## Written problem
Locate the line that contains "What's the underlying" in the entries below. Retype it and all following lines through the final one, character for character.

## Records supplied
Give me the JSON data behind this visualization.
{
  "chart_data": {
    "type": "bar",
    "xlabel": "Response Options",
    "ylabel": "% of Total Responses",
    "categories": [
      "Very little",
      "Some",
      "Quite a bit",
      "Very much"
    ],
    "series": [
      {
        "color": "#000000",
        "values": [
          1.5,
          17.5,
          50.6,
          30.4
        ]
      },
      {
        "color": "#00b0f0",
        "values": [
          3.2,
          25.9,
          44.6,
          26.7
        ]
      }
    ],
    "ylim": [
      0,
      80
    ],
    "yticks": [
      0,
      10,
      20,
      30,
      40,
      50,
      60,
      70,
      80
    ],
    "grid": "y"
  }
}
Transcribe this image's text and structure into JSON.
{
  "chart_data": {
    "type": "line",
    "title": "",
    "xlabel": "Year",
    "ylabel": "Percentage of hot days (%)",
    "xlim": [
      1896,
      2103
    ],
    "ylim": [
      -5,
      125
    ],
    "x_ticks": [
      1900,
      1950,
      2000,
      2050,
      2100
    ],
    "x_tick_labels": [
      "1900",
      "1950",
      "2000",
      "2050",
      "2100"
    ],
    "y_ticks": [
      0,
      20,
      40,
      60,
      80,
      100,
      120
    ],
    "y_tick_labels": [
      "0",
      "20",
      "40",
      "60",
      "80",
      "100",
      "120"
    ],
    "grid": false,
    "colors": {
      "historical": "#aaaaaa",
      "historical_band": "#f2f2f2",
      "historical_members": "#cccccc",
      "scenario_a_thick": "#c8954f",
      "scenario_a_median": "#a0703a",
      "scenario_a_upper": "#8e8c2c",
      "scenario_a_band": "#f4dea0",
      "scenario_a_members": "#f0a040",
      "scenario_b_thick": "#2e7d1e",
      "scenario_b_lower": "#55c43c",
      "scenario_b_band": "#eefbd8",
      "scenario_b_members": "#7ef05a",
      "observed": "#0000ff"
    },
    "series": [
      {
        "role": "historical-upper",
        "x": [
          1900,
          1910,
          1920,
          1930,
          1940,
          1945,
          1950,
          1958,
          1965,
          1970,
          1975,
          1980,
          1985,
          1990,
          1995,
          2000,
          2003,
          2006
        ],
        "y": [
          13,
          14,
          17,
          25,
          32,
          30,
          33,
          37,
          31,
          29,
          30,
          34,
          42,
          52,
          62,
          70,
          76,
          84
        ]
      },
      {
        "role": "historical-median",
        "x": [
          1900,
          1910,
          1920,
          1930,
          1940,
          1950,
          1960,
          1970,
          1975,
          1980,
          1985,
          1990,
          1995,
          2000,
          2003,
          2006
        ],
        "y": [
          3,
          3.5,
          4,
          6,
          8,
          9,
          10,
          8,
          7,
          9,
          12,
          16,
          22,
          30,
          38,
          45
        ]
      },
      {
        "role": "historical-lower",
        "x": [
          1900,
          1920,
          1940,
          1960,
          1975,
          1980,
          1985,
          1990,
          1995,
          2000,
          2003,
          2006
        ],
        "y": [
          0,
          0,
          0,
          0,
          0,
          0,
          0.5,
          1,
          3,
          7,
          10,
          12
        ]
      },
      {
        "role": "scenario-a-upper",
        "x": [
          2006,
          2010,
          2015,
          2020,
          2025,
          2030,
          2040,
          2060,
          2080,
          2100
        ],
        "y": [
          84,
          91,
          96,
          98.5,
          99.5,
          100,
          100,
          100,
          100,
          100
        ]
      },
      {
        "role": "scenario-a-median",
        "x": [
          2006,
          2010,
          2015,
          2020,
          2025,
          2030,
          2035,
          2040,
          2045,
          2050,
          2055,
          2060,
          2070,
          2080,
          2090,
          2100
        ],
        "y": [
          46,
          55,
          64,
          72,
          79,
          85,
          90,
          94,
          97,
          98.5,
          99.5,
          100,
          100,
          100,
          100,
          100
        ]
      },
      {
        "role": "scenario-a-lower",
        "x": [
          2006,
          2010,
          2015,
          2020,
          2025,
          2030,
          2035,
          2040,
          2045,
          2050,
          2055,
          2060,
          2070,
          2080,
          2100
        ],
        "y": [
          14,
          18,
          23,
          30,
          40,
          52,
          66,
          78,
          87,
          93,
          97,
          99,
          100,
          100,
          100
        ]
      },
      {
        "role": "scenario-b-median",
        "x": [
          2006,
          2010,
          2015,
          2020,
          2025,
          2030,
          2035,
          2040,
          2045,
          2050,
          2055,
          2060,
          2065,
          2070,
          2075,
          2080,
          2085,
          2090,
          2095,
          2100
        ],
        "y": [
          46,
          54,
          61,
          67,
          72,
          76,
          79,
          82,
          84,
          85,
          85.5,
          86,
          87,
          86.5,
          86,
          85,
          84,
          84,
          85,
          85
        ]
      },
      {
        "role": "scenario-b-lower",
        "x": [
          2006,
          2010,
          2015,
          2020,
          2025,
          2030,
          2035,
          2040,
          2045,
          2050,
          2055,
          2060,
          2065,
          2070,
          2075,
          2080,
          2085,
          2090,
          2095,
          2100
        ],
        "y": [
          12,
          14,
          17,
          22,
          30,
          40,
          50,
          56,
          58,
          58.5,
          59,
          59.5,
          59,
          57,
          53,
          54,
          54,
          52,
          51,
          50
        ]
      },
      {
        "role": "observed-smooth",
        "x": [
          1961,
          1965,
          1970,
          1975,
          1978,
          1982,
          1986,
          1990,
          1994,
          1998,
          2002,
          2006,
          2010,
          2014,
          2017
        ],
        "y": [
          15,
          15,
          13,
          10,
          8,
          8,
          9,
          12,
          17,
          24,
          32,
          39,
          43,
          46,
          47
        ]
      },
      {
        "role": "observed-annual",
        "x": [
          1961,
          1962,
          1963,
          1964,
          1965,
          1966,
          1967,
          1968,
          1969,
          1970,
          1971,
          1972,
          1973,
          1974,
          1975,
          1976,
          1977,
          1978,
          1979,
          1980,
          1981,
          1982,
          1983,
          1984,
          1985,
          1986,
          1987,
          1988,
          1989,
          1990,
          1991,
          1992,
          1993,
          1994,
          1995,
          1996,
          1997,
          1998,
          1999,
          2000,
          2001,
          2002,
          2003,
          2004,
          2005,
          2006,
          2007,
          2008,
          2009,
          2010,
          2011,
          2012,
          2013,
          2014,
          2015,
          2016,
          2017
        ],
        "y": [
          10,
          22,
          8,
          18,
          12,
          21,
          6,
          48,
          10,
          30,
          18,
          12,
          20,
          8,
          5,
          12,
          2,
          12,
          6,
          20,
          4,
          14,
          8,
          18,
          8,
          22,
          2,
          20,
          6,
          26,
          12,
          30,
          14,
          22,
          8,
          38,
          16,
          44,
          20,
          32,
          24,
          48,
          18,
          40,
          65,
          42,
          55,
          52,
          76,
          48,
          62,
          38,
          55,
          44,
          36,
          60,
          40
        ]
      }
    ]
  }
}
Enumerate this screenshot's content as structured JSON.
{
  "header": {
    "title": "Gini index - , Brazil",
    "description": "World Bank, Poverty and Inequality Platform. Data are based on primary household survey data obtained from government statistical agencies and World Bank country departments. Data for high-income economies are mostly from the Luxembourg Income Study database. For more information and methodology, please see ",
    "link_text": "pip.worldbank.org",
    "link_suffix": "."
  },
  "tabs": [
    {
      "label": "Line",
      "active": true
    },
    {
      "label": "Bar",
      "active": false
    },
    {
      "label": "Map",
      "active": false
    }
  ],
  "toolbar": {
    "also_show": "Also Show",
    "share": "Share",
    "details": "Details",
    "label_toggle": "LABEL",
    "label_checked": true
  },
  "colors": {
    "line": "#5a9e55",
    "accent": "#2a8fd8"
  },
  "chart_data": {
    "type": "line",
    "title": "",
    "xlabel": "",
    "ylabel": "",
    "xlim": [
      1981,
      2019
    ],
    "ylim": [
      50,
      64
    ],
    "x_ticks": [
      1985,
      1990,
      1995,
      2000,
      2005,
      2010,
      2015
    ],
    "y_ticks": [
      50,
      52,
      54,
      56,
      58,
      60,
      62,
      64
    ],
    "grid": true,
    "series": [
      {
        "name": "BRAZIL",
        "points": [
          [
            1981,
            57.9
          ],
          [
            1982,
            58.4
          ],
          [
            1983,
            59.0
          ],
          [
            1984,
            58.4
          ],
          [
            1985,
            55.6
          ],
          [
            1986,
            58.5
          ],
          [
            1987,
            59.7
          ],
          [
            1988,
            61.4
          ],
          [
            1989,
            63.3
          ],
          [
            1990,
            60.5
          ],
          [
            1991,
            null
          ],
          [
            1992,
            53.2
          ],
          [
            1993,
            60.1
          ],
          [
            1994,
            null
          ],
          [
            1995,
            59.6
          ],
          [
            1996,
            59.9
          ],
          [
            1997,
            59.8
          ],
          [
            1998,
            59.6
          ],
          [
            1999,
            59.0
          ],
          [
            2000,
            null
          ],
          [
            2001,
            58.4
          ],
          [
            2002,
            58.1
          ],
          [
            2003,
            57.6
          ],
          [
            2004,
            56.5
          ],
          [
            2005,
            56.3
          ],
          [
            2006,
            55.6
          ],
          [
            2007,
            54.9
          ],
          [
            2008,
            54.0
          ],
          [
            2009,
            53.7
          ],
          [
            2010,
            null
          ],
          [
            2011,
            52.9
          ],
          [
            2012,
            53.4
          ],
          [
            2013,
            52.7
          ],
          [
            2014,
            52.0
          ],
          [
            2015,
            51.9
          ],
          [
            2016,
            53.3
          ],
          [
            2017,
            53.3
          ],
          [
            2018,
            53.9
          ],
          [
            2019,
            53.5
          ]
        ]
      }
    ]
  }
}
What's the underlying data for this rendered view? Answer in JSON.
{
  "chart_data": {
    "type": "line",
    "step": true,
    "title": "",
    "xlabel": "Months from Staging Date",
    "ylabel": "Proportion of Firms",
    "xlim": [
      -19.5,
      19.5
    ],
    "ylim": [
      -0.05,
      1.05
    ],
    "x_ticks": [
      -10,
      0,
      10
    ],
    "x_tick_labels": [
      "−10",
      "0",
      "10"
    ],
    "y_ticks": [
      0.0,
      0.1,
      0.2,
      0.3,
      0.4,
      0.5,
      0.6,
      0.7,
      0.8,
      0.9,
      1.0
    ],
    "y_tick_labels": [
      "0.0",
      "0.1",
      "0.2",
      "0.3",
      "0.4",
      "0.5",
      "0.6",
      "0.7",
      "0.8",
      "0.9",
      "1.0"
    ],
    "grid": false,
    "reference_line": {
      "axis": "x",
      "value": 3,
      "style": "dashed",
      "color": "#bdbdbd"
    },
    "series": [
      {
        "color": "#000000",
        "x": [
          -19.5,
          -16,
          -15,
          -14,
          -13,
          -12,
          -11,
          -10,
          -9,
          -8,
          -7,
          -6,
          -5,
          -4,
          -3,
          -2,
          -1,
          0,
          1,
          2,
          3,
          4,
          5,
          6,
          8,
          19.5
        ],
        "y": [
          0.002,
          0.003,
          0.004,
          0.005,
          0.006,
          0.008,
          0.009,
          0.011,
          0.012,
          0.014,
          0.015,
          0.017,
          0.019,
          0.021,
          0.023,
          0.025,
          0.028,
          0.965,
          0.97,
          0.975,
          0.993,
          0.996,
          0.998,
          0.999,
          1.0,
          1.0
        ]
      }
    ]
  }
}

## Exercise response
What's the underlying data for this rendered view? Answer in JSON.
{
  "chart_data": {
    "type": "line",
    "step": true,
    "title": "",
    "xlabel": "Months from Staging Date",
    "ylabel": "Proportion of Firms",
    "xlim": [
      -19.5,
      19.5
    ],
    "ylim": [
      -0.05,
      1.05
    ],
    "x_ticks": [
      -10,
      0,
      10
    ],
    "x_tick_labels": [
      "−10",
      "0",
      "10"
    ],
    "y_ticks": [
      0.0,
      0.1,
      0.2,
      0.3,
      0.4,
      0.5,
      0.6,
      0.7,
      0.8,
      0.9,
      1.0
    ],
    "y_tick_labels": [
      "0.0",
      "0.1",
      "0.2",
      "0.3",
      "0.4",
      "0.5",
      "0.6",
      "0.7",
      "0.8",
      "0.9",
      "1.0"
    ],
    "grid": false,
    "reference_line": {
      "axis": "x",
      "value": 3,
      "style": "dashed",
      "color": "#bdbdbd"
    },
    "series": [
      {
        "color": "#000000",
        "x": [
          -19.5,
          -16,
          -15,
          -14,
          -13,
          -12,
          -11,
          -10,
          -9,
          -8,
          -7,
          -6,
          -5,
          -4,
          -3,
          -2,
          -1,
          0,
          1,
          2,
          3,
          4,
          5,
          6,
          8,
          19.5
        ],
        "y": [
          0.002,
          0.003,
          0.004,
          0.005,
          0.006,
          0.008,
          0.009,
          0.011,
          0.012,
          0.014,
          0.015,
          0.017,
          0.019,
          0.021,
          0.023,
          0.025,
          0.028,
          0.965,
          0.97,
          0.975,
          0.993,
          0.996,
          0.998,
          0.999,
          1.0,
          1.0
        ]
      }
    ]
  }
}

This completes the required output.